> Description of the task: Examine the material below. Gather every line in which the string "متأولا" appears.

**** Entries supplied ****

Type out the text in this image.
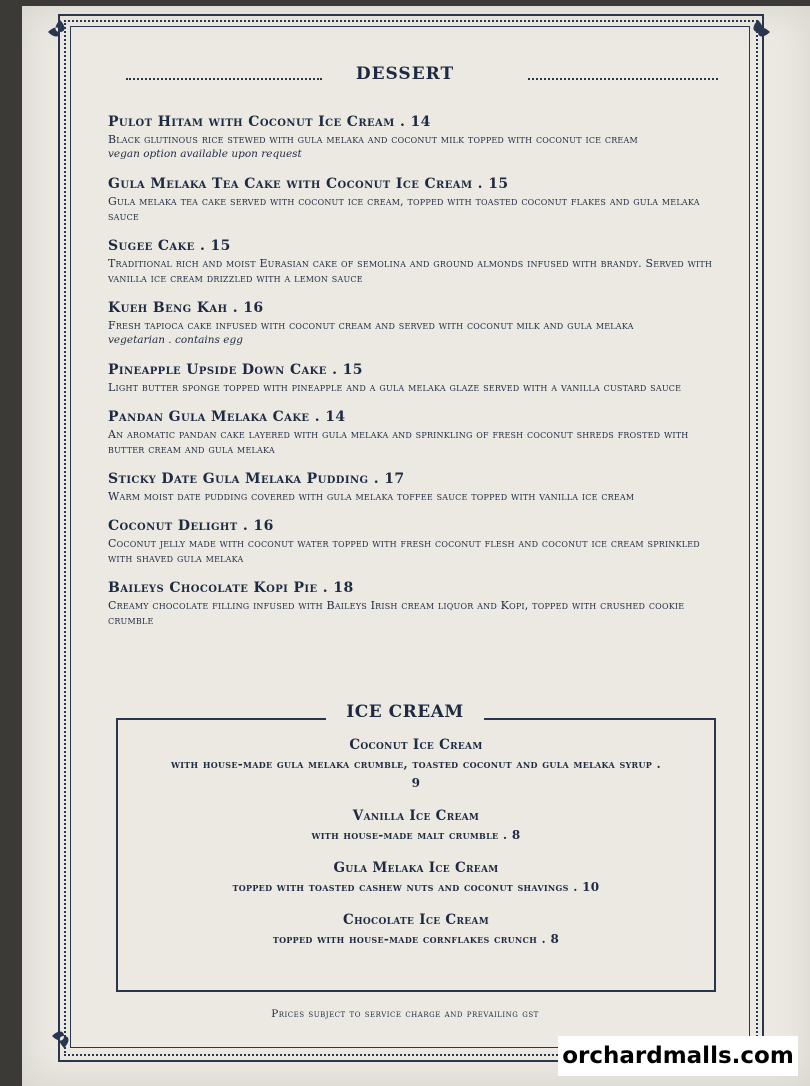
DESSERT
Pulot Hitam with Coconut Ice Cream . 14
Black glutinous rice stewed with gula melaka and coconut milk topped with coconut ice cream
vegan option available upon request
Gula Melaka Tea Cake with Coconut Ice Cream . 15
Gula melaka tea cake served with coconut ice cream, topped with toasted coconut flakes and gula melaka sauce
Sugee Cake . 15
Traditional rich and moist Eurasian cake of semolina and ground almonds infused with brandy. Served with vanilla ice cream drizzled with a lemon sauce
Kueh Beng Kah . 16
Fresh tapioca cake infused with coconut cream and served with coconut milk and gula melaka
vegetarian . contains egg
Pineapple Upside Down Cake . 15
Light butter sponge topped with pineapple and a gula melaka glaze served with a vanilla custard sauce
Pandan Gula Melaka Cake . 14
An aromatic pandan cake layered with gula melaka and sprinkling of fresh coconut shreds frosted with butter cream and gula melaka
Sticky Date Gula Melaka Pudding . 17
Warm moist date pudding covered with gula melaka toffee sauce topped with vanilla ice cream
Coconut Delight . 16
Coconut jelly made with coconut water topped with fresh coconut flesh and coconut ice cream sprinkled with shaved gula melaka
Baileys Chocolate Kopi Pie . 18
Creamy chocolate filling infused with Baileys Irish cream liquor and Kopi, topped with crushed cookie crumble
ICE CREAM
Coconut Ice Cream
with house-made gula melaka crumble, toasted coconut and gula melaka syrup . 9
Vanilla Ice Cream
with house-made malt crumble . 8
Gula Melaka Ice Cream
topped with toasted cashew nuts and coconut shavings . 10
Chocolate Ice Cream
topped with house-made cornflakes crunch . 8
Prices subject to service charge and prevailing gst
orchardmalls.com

****
**** Entries supplied ****

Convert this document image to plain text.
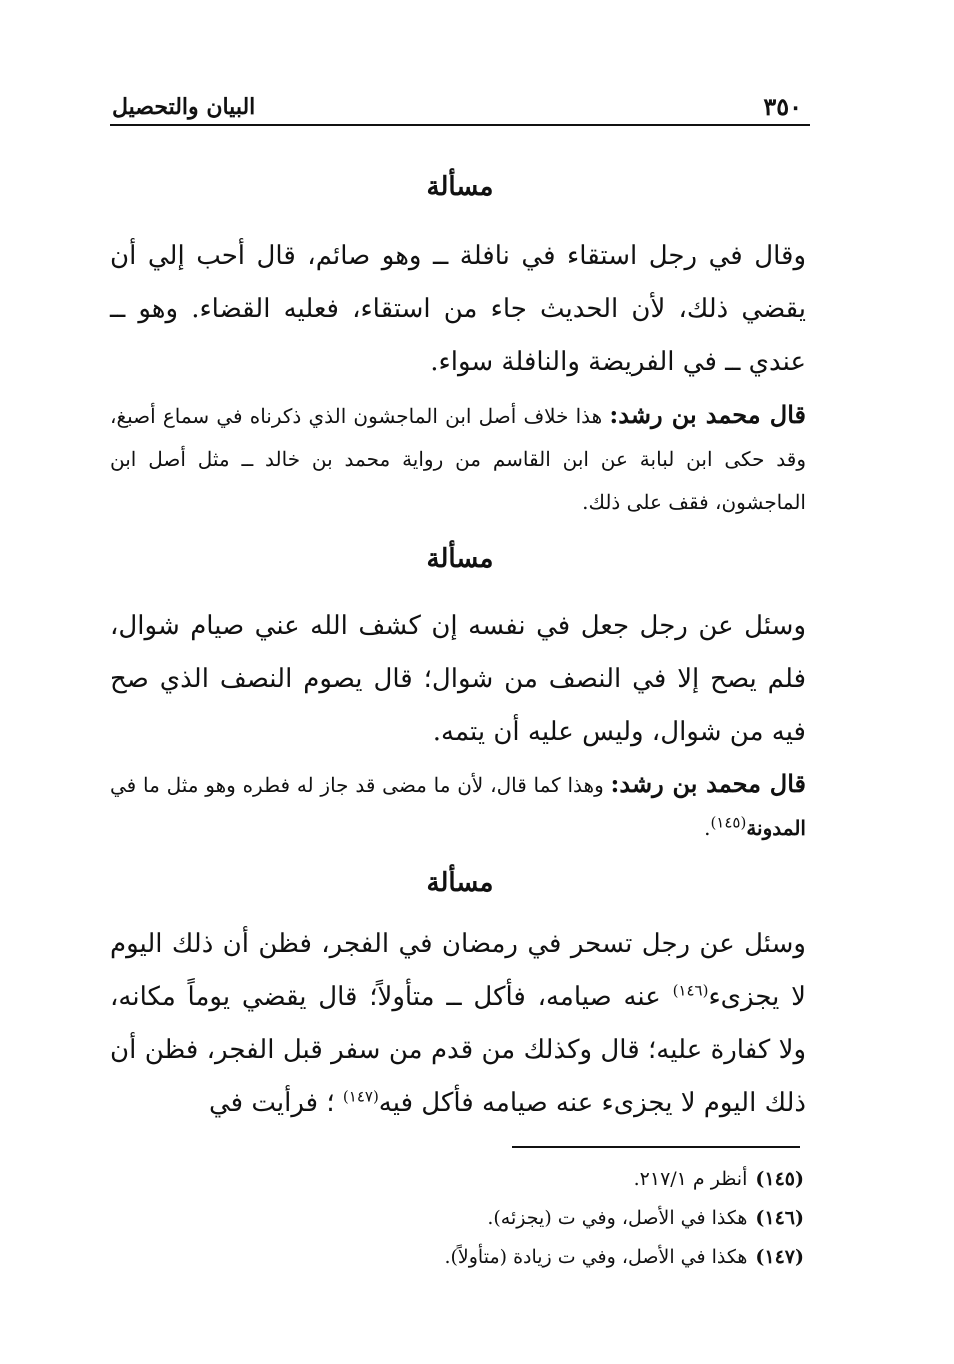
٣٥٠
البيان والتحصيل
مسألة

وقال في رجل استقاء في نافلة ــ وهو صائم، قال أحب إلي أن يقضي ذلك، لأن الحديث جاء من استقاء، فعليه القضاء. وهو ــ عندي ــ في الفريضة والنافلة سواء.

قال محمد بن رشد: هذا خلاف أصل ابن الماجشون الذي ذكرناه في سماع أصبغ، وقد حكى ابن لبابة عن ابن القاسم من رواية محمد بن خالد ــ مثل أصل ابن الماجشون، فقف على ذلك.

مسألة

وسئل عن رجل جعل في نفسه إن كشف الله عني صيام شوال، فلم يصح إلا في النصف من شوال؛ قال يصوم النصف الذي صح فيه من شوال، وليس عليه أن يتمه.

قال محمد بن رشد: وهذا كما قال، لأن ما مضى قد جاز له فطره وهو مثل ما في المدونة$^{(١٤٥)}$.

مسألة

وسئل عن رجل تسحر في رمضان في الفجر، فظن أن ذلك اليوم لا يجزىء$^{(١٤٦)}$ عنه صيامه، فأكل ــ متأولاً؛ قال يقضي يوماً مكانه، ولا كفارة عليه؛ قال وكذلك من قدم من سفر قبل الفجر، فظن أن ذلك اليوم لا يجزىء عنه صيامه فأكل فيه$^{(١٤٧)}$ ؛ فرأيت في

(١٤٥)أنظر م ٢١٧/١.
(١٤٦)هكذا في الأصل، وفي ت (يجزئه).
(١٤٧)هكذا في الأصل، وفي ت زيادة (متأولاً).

****

> Written answer:
وسئل عن رجل تسحر في رمضان في الفجر، فظن أن ذلك اليوم لا يجزىء$^{(١٤٦)}$ عنه صيامه، فأكل ــ متأولاً؛ قال يقضي يوماً مكانه، ولا كفارة عليه؛ قال وكذلك من قدم من سفر قبل الفجر، فظن أن ذلك اليوم لا يجزىء عنه صيامه فأكل فيه$^{(١٤٧)}$ ؛ فرأيت في
(١٤٧)هكذا في الأصل، وفي ت زيادة (متأولاً).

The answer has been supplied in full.